■ The task: Locate every line in the records below that contains the word "учреждения", and copy each one.

Dataset entries:
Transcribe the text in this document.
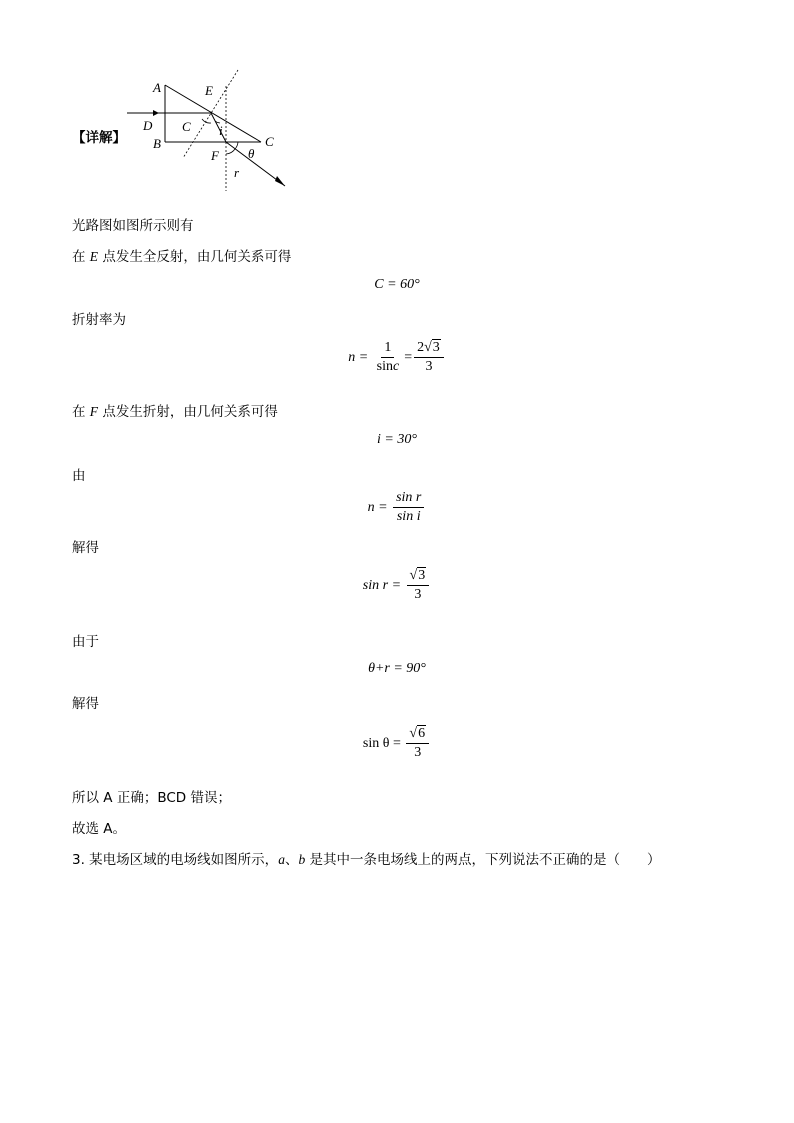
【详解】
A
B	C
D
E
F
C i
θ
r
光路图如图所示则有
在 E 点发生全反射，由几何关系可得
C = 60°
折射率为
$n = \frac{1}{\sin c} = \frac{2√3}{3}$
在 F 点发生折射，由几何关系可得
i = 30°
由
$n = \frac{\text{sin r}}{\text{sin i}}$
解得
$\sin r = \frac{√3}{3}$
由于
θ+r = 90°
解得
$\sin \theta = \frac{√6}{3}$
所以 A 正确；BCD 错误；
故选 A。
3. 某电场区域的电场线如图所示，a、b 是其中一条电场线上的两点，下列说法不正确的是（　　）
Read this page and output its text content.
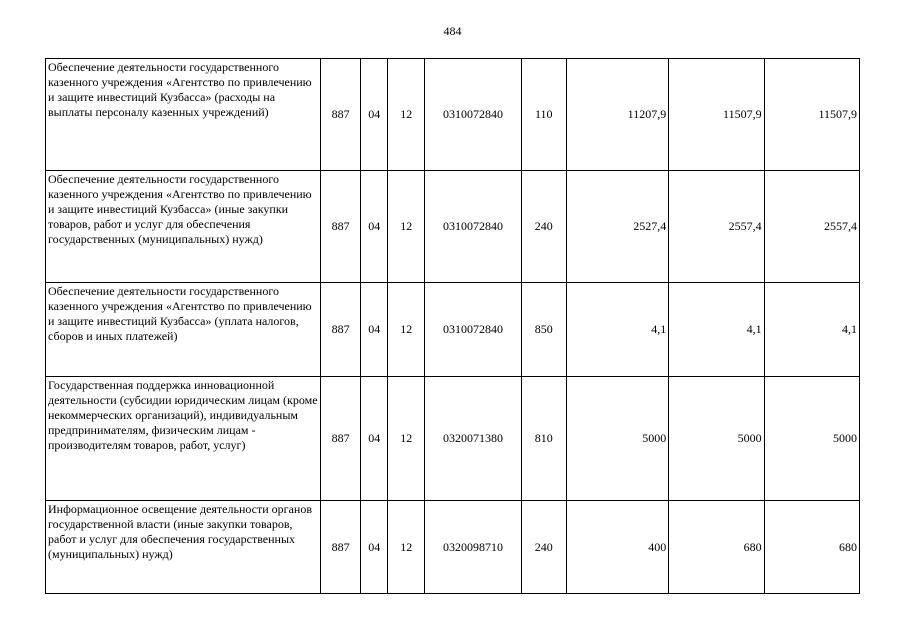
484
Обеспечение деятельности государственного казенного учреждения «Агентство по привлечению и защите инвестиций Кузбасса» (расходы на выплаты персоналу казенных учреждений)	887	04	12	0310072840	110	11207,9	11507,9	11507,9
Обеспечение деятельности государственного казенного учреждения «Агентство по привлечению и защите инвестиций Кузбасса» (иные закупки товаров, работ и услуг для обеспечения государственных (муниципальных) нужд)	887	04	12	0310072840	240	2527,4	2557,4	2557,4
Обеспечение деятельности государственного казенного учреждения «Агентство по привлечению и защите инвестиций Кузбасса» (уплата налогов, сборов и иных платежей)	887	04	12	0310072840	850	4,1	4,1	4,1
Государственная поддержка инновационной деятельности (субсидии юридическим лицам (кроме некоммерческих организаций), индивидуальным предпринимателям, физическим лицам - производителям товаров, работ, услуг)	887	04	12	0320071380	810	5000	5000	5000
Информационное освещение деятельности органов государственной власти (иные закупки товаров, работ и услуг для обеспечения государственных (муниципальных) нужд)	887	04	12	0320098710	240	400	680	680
...
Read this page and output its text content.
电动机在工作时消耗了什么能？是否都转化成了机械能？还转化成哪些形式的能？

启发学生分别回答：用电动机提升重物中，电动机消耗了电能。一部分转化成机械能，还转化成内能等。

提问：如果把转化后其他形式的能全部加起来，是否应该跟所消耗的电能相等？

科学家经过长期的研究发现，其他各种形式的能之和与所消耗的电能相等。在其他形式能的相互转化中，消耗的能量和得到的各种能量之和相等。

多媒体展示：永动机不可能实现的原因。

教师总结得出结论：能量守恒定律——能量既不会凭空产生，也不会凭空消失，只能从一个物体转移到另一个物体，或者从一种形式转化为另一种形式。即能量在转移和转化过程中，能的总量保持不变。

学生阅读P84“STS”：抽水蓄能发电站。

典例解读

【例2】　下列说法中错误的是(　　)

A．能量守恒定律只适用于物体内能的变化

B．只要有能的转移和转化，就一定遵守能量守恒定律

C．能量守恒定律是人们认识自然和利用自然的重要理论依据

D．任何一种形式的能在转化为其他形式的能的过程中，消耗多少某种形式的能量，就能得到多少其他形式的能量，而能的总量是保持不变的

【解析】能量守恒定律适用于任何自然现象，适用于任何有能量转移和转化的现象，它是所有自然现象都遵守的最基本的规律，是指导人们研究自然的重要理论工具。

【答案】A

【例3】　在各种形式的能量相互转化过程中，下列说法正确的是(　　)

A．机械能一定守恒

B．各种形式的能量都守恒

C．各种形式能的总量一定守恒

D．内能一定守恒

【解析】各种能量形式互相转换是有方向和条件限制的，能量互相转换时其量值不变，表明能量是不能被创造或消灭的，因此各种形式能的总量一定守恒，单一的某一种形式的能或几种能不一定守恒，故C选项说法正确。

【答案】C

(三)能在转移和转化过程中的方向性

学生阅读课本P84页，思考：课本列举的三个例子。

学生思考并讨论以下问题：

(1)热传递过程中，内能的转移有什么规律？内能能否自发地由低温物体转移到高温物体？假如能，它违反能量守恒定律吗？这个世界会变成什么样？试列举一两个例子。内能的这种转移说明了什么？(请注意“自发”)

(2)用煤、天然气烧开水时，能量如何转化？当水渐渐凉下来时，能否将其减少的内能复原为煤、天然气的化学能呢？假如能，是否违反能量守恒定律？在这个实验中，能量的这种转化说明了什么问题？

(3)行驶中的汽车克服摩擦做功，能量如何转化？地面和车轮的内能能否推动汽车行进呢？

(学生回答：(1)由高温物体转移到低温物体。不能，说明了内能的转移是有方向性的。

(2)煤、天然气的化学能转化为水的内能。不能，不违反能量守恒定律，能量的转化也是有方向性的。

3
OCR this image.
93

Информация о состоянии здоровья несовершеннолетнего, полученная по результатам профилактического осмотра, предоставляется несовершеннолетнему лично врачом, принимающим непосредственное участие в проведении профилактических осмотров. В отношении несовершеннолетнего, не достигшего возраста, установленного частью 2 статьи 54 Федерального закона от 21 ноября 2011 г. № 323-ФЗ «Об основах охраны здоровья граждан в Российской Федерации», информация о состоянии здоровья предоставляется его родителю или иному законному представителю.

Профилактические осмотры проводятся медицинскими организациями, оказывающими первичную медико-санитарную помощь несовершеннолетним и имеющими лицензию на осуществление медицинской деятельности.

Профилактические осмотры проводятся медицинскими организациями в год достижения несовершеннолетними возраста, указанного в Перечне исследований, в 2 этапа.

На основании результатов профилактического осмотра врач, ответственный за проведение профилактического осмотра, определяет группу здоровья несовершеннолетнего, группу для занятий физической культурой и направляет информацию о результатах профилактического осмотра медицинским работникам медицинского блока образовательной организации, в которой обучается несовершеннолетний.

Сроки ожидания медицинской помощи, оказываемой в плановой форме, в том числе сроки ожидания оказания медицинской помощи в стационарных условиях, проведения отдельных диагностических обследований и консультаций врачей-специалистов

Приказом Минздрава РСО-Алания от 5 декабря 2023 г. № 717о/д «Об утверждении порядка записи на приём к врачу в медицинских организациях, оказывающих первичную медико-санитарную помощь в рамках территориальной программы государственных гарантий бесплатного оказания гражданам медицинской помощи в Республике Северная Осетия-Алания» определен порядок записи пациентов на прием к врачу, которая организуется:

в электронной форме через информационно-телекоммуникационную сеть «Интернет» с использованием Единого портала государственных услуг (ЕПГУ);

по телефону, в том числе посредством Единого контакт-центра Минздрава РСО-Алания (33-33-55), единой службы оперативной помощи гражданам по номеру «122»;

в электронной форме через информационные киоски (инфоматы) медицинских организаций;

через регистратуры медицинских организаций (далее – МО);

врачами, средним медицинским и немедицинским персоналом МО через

■ Written reply:
Обеспечение деятельности государственного казенного учреждения «Агентство по привлечению и защите инвестиций Кузбасса» (расходы на выплаты персоналу казенных учреждений)	887	04	12	0310072840	110	11207,9	11507,9	11507,9
Обеспечение деятельности государственного казенного учреждения «Агентство по привлечению и защите инвестиций Кузбасса» (иные закупки товаров, работ и услуг для обеспечения государственных (муниципальных) нужд)	887	04	12	0310072840	240	2527,4	2557,4	2557,4
Обеспечение деятельности государственного казенного учреждения «Агентство по привлечению и защите инвестиций Кузбасса» (уплата налогов, сборов и иных платежей)	887	04	12	0310072840	850	4,1	4,1	4,1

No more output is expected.